> [Your task]
Each record that follows should be repeated exactly, minus any images.

> [Input material]
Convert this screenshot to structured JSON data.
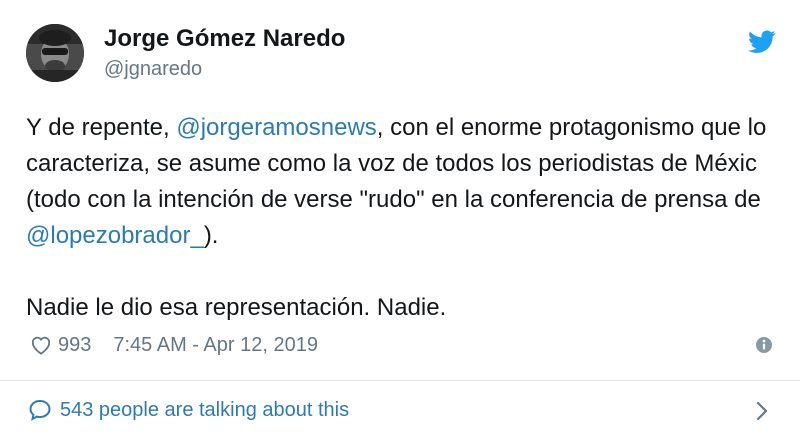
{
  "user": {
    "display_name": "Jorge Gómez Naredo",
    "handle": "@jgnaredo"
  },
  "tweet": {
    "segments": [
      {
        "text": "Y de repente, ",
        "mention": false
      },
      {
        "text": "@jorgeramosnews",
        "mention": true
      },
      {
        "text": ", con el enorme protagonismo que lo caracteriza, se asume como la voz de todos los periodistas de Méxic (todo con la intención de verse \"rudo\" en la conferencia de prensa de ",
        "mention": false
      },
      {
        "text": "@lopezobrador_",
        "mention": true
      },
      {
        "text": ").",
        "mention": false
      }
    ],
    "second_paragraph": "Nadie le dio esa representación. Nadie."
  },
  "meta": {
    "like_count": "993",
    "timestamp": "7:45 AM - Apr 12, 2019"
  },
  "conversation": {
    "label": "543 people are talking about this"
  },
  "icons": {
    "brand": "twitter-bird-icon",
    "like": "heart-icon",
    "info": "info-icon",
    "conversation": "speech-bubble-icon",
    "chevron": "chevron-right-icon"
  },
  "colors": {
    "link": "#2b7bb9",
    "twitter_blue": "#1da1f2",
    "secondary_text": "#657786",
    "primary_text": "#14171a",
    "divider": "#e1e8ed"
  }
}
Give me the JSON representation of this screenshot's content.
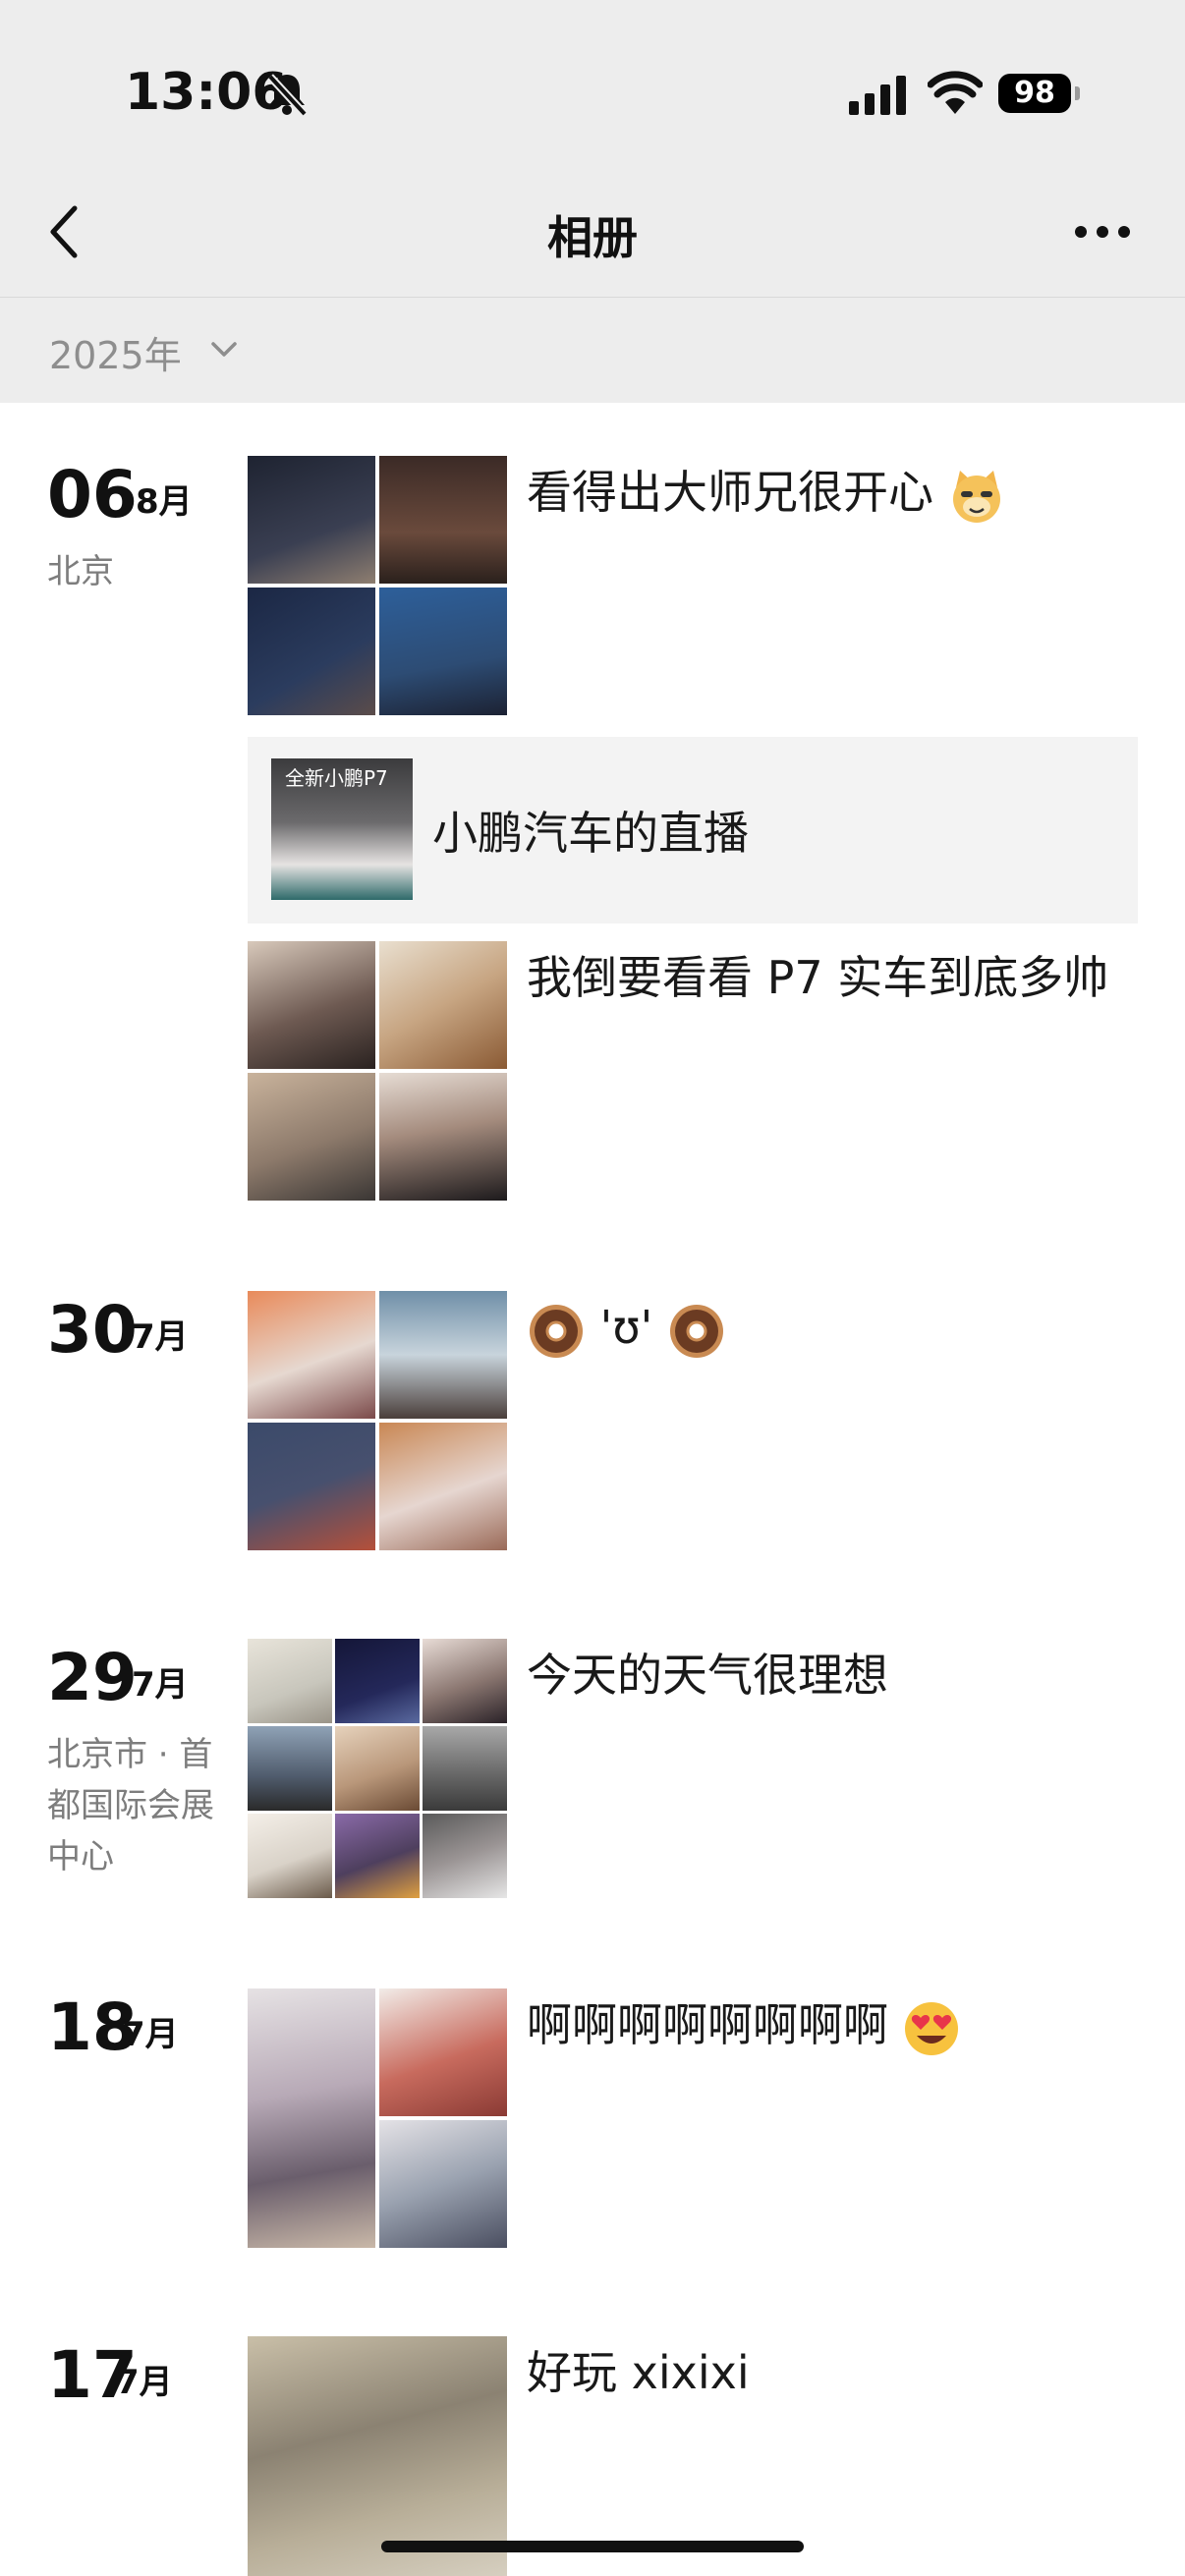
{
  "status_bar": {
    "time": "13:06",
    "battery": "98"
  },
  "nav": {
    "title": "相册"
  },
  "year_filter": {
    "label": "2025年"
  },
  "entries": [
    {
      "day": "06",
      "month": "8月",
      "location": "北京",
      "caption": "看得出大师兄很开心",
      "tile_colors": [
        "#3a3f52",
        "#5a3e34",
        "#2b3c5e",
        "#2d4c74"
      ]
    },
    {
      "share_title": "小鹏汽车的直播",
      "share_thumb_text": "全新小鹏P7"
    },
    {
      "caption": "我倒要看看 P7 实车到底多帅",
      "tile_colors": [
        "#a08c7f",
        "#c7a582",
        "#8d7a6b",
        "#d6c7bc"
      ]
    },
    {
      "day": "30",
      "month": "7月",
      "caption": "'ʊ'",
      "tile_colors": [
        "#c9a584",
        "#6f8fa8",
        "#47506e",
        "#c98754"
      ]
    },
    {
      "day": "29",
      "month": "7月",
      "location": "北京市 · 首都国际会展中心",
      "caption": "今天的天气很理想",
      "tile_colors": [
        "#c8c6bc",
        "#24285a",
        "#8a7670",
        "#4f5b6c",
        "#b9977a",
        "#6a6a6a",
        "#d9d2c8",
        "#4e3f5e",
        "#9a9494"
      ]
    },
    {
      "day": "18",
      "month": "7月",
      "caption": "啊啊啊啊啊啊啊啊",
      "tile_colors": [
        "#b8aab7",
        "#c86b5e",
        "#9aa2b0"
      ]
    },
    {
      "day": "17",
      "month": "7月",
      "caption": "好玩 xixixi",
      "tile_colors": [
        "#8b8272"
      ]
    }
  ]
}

> [Solution for this exercise]
Convert this screenshot to structured JSON data.
{
  "user": {
    "display_name": "Jorge Gómez Naredo",
    "handle": "@jgnaredo"
  },
  "tweet": {
    "segments": [
      {
        "text": "Y de repente, ",
        "mention": false
      },
      {
        "text": "@jorgeramosnews",
        "mention": true
      },
      {
        "text": ", con el enorme protagonismo que lo caracteriza, se asume como la voz de todos los periodistas de Méxic (todo con la intención de verse \"rudo\" en la conferencia de prensa de ",
        "mention": false
      },
      {
        "text": "@lopezobrador_",
        "mention": true
      },
      {
        "text": ").",
        "mention": false
      }
    ],
    "second_paragraph": "Nadie le dio esa representación. Nadie."
  },
  "meta": {
    "like_count": "993",
    "timestamp": "7:45 AM - Apr 12, 2019"
  },
  "conversation": {
    "label": "543 people are talking about this"
  },
  "icons": {
    "brand": "twitter-bird-icon",
    "like": "heart-icon",
    "info": "info-icon",
    "conversation": "speech-bubble-icon",
    "chevron": "chevron-right-icon"
  },
  "colors": {
    "link": "#2b7bb9",
    "twitter_blue": "#1da1f2",
    "secondary_text": "#657786",
    "primary_text": "#14171a",
    "divider": "#e1e8ed"
  }
}
Give me the JSON representation of this screenshot's content.
{
  "status_bar": {
    "time": "13:06",
    "battery": "98"
  },
  "nav": {
    "title": "相册"
  },
  "year_filter": {
    "label": "2025年"
  },
  "entries": [
    {
      "day": "06",
      "month": "8月",
      "location": "北京",
      "caption": "看得出大师兄很开心",
      "tile_colors": [
        "#3a3f52",
        "#5a3e34",
        "#2b3c5e",
        "#2d4c74"
      ]
    },
    {
      "share_title": "小鹏汽车的直播",
      "share_thumb_text": "全新小鹏P7"
    },
    {
      "caption": "我倒要看看 P7 实车到底多帅",
      "tile_colors": [
        "#a08c7f",
        "#c7a582",
        "#8d7a6b",
        "#d6c7bc"
      ]
    },
    {
      "day": "30",
      "month": "7月",
      "caption": "'ʊ'",
      "tile_colors": [
        "#c9a584",
        "#6f8fa8",
        "#47506e",
        "#c98754"
      ]
    },
    {
      "day": "29",
      "month": "7月",
      "location": "北京市 · 首都国际会展中心",
      "caption": "今天的天气很理想",
      "tile_colors": [
        "#c8c6bc",
        "#24285a",
        "#8a7670",
        "#4f5b6c",
        "#b9977a",
        "#6a6a6a",
        "#d9d2c8",
        "#4e3f5e",
        "#9a9494"
      ]
    },
    {
      "day": "18",
      "month": "7月",
      "caption": "啊啊啊啊啊啊啊啊",
      "tile_colors": [
        "#b8aab7",
        "#c86b5e",
        "#9aa2b0"
      ]
    },
    {
      "day": "17",
      "month": "7月",
      "caption": "好玩 xixixi",
      "tile_colors": [
        "#8b8272"
      ]
    }
  ]
}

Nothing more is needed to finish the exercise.